▶ [Request]: Scan the material and copy every line in which "this" appears.

***

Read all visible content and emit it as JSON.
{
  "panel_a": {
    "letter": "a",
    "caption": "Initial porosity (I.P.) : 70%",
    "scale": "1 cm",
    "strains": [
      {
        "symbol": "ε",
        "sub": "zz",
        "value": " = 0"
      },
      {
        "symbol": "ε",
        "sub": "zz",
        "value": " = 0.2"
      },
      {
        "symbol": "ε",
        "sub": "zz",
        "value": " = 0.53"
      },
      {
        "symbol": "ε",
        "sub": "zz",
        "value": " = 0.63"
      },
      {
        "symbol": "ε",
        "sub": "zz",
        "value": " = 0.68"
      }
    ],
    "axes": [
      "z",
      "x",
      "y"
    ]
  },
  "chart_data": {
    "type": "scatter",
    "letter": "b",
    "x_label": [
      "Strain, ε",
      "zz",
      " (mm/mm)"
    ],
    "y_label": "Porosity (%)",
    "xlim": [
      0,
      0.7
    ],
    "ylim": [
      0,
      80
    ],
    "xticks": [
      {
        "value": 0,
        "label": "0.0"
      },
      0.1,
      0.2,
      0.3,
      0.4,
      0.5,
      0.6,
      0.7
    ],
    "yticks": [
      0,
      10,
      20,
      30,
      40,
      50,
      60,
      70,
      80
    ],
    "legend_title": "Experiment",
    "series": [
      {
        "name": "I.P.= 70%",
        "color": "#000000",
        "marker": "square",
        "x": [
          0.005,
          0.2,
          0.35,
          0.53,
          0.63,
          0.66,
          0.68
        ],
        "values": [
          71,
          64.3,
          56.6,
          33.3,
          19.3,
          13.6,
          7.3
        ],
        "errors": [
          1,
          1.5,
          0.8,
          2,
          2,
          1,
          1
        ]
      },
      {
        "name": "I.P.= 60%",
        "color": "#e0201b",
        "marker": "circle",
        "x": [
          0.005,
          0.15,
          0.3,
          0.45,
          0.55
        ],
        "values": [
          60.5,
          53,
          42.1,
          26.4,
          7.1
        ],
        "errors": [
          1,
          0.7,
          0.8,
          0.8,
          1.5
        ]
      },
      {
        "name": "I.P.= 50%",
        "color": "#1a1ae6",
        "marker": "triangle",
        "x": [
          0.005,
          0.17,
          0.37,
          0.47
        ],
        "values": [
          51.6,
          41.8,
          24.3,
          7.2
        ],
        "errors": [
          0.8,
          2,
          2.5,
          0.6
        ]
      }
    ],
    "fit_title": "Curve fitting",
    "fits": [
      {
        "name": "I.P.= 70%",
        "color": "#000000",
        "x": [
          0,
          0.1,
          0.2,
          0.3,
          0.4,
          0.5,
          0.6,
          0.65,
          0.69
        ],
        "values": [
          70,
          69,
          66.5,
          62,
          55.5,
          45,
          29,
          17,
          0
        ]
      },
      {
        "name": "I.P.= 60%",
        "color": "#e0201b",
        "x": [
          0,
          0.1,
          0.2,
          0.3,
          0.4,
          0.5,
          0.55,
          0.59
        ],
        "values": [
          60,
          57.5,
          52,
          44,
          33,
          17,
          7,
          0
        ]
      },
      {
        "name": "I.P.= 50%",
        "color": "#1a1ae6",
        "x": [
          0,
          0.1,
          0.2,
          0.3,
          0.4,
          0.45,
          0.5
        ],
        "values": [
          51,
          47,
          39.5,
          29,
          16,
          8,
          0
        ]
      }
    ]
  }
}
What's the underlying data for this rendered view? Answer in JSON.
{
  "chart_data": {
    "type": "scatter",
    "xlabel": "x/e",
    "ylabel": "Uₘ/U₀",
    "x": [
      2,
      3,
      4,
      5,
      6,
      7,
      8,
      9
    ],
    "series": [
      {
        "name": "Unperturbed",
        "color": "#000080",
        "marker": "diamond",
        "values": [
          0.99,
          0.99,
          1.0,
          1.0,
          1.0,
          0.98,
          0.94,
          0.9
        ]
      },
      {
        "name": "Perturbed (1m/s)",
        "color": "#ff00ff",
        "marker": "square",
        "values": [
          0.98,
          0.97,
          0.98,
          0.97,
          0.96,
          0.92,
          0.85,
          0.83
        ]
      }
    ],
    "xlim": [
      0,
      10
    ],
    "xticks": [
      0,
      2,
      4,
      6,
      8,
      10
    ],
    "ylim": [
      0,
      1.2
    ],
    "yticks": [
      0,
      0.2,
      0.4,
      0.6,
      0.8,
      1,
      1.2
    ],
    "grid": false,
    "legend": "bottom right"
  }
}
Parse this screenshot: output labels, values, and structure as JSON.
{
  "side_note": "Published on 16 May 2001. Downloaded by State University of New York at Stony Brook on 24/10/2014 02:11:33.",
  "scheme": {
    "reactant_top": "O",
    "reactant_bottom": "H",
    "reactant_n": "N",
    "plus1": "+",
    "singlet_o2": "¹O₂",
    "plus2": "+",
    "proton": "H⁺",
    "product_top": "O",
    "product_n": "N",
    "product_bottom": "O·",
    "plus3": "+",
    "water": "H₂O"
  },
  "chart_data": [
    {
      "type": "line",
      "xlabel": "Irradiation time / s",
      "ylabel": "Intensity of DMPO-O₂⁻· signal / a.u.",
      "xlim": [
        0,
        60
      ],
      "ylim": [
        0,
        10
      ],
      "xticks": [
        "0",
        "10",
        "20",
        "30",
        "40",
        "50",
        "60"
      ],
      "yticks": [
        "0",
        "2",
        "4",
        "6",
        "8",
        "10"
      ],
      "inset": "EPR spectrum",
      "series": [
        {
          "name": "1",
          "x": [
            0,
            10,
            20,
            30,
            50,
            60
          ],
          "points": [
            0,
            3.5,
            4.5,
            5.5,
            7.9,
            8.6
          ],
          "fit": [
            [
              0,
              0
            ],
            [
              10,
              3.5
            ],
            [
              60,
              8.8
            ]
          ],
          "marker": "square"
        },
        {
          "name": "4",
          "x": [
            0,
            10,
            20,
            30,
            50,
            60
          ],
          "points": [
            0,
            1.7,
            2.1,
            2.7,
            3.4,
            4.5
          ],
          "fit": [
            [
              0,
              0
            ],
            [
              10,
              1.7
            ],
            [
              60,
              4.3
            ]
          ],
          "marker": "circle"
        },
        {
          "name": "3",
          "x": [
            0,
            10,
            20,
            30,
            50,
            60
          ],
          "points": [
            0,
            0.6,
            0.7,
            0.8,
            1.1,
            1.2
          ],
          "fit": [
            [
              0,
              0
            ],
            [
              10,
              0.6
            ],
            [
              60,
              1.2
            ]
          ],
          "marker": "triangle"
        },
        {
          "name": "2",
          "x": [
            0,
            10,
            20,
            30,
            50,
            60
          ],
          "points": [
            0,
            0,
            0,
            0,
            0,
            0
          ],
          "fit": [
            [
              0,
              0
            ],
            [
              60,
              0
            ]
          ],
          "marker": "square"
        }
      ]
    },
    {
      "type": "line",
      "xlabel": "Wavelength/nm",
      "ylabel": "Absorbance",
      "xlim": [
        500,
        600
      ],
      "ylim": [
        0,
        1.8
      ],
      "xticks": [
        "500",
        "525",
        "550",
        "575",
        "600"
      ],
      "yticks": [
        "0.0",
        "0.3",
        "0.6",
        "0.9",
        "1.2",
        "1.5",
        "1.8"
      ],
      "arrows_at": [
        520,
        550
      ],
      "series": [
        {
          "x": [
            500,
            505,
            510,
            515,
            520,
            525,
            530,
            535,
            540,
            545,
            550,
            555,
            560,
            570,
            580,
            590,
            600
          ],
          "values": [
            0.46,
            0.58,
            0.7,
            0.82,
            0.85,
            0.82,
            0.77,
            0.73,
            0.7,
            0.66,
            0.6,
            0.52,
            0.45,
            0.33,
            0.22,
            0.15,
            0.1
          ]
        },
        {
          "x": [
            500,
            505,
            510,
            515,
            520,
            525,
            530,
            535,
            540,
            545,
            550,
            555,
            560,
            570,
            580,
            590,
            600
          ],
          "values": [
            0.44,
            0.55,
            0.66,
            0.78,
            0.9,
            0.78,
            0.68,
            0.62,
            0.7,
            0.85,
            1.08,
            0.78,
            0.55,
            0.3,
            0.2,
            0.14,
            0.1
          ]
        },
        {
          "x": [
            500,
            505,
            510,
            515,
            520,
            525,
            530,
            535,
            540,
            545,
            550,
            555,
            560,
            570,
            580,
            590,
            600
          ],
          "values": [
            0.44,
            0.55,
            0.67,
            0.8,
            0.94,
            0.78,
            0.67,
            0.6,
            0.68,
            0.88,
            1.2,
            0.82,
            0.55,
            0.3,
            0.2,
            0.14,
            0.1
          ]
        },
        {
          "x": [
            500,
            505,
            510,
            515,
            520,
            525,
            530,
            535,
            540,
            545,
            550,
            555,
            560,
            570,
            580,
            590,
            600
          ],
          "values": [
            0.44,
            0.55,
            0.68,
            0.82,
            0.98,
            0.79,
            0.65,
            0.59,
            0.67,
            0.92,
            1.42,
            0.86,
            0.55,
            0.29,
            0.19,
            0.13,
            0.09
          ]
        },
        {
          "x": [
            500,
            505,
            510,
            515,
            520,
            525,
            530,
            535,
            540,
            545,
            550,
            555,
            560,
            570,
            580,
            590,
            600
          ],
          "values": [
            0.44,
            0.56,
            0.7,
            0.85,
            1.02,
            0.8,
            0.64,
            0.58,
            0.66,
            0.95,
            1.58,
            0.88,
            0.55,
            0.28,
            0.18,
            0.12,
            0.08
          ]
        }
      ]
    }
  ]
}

***

▶ [Exercise result]:
What's the underlying data for this rendered view? Answer in JSON.
Parse this screenshot: output labels, values, and structure as JSON.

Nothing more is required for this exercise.